What is expected:
The records follow. Transcribe only the lines from the line containing "Decode this image" through the end, both ends included, and leave out the pictures.
Begin Records supplied
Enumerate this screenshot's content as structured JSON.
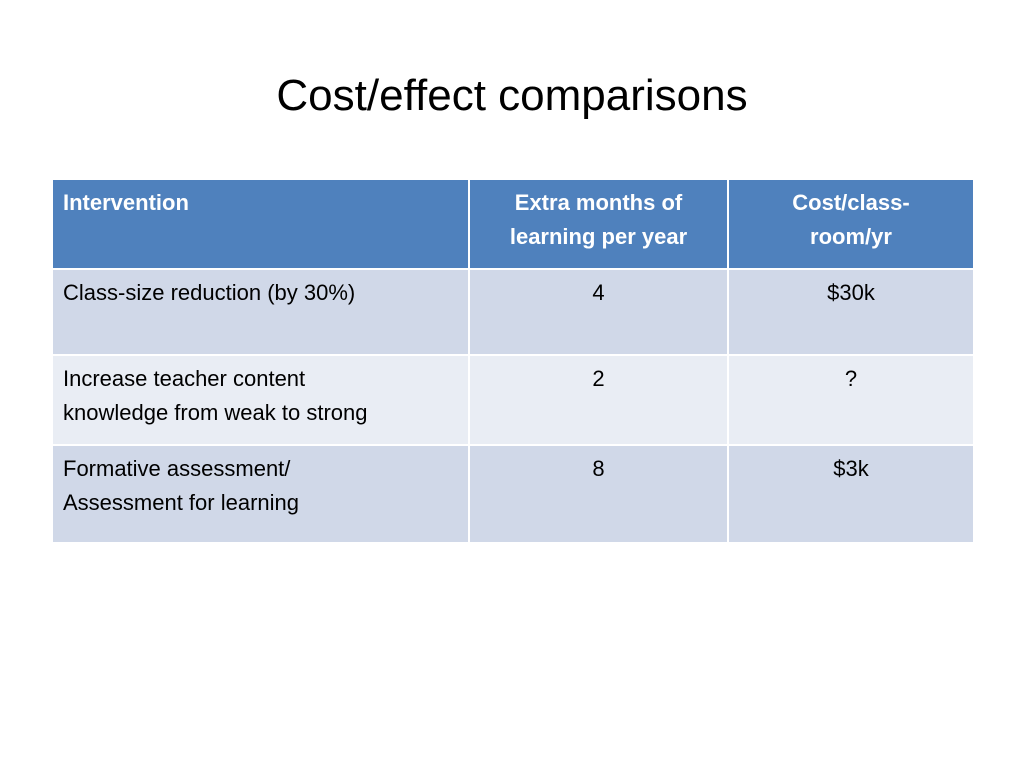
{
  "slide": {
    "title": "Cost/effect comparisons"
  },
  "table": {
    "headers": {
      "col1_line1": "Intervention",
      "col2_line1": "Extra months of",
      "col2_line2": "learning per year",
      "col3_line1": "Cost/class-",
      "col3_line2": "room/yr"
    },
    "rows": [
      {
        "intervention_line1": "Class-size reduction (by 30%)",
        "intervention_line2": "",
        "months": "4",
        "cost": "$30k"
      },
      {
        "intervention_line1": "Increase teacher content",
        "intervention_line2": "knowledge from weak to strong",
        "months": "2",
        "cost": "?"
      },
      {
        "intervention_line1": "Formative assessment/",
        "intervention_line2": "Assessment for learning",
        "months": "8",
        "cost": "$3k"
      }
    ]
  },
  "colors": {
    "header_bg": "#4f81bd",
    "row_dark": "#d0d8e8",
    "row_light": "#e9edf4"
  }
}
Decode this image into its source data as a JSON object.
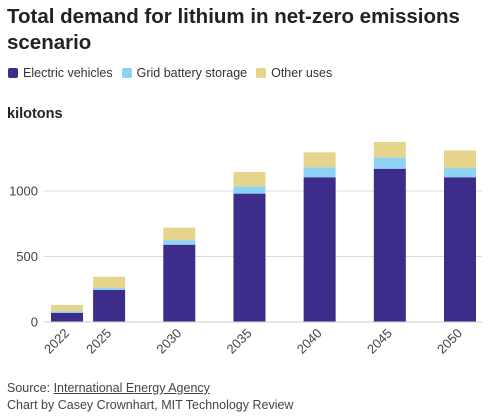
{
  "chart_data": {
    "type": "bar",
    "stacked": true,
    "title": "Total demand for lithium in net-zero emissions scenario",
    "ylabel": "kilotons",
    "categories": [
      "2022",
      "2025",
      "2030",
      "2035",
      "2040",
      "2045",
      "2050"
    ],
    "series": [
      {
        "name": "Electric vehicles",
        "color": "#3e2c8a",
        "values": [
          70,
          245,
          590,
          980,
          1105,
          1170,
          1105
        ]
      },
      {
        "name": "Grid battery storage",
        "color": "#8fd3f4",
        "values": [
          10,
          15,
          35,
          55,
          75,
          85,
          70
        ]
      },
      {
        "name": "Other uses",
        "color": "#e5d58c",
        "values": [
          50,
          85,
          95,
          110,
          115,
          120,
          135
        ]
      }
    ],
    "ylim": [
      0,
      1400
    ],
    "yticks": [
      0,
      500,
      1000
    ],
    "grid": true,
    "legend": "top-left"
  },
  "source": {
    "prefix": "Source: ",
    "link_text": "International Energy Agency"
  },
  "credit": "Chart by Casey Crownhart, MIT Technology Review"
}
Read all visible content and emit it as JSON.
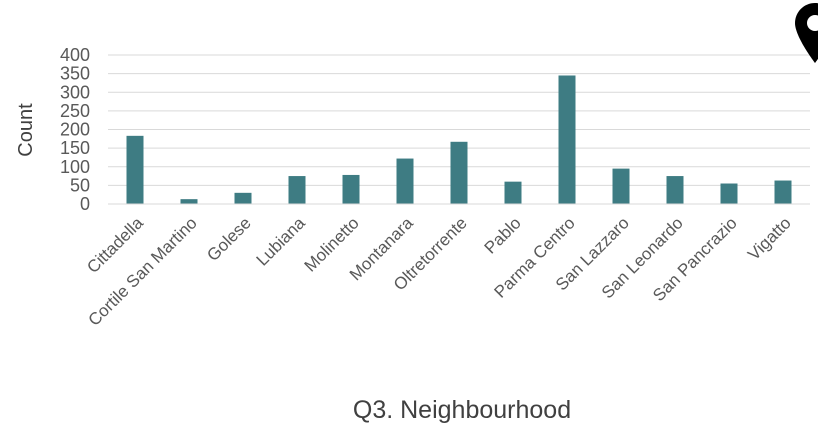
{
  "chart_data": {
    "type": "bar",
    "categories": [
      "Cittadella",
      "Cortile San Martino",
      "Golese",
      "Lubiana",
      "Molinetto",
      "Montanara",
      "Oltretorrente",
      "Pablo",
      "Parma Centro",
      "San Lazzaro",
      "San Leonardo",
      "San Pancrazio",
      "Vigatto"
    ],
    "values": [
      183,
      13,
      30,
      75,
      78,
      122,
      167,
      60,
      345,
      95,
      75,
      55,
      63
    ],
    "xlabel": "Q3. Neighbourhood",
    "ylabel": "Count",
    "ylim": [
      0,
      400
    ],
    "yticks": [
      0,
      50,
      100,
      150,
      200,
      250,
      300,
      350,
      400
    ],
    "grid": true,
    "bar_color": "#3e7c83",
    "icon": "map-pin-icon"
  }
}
End Records supplied
Answer to this problem:
Decode this image into its source data as a JSON object.
{
  "chart_data": {
    "type": "bar",
    "stacked": true,
    "title": "Total demand for lithium in net-zero emissions scenario",
    "ylabel": "kilotons",
    "categories": [
      "2022",
      "2025",
      "2030",
      "2035",
      "2040",
      "2045",
      "2050"
    ],
    "series": [
      {
        "name": "Electric vehicles",
        "color": "#3e2c8a",
        "values": [
          70,
          245,
          590,
          980,
          1105,
          1170,
          1105
        ]
      },
      {
        "name": "Grid battery storage",
        "color": "#8fd3f4",
        "values": [
          10,
          15,
          35,
          55,
          75,
          85,
          70
        ]
      },
      {
        "name": "Other uses",
        "color": "#e5d58c",
        "values": [
          50,
          85,
          95,
          110,
          115,
          120,
          135
        ]
      }
    ],
    "ylim": [
      0,
      1400
    ],
    "yticks": [
      0,
      500,
      1000
    ],
    "grid": true,
    "legend": "top-left"
  },
  "source": {
    "prefix": "Source: ",
    "link_text": "International Energy Agency"
  },
  "credit": "Chart by Casey Crownhart, MIT Technology Review"
}
Read all visible content and emit it as JSON.
{
  "chart_data": {
    "type": "bar",
    "categories": [
      "Cittadella",
      "Cortile San Martino",
      "Golese",
      "Lubiana",
      "Molinetto",
      "Montanara",
      "Oltretorrente",
      "Pablo",
      "Parma Centro",
      "San Lazzaro",
      "San Leonardo",
      "San Pancrazio",
      "Vigatto"
    ],
    "values": [
      183,
      13,
      30,
      75,
      78,
      122,
      167,
      60,
      345,
      95,
      75,
      55,
      63
    ],
    "xlabel": "Q3. Neighbourhood",
    "ylabel": "Count",
    "ylim": [
      0,
      400
    ],
    "yticks": [
      0,
      50,
      100,
      150,
      200,
      250,
      300,
      350,
      400
    ],
    "grid": true,
    "bar_color": "#3e7c83",
    "icon": "map-pin-icon"
  }
}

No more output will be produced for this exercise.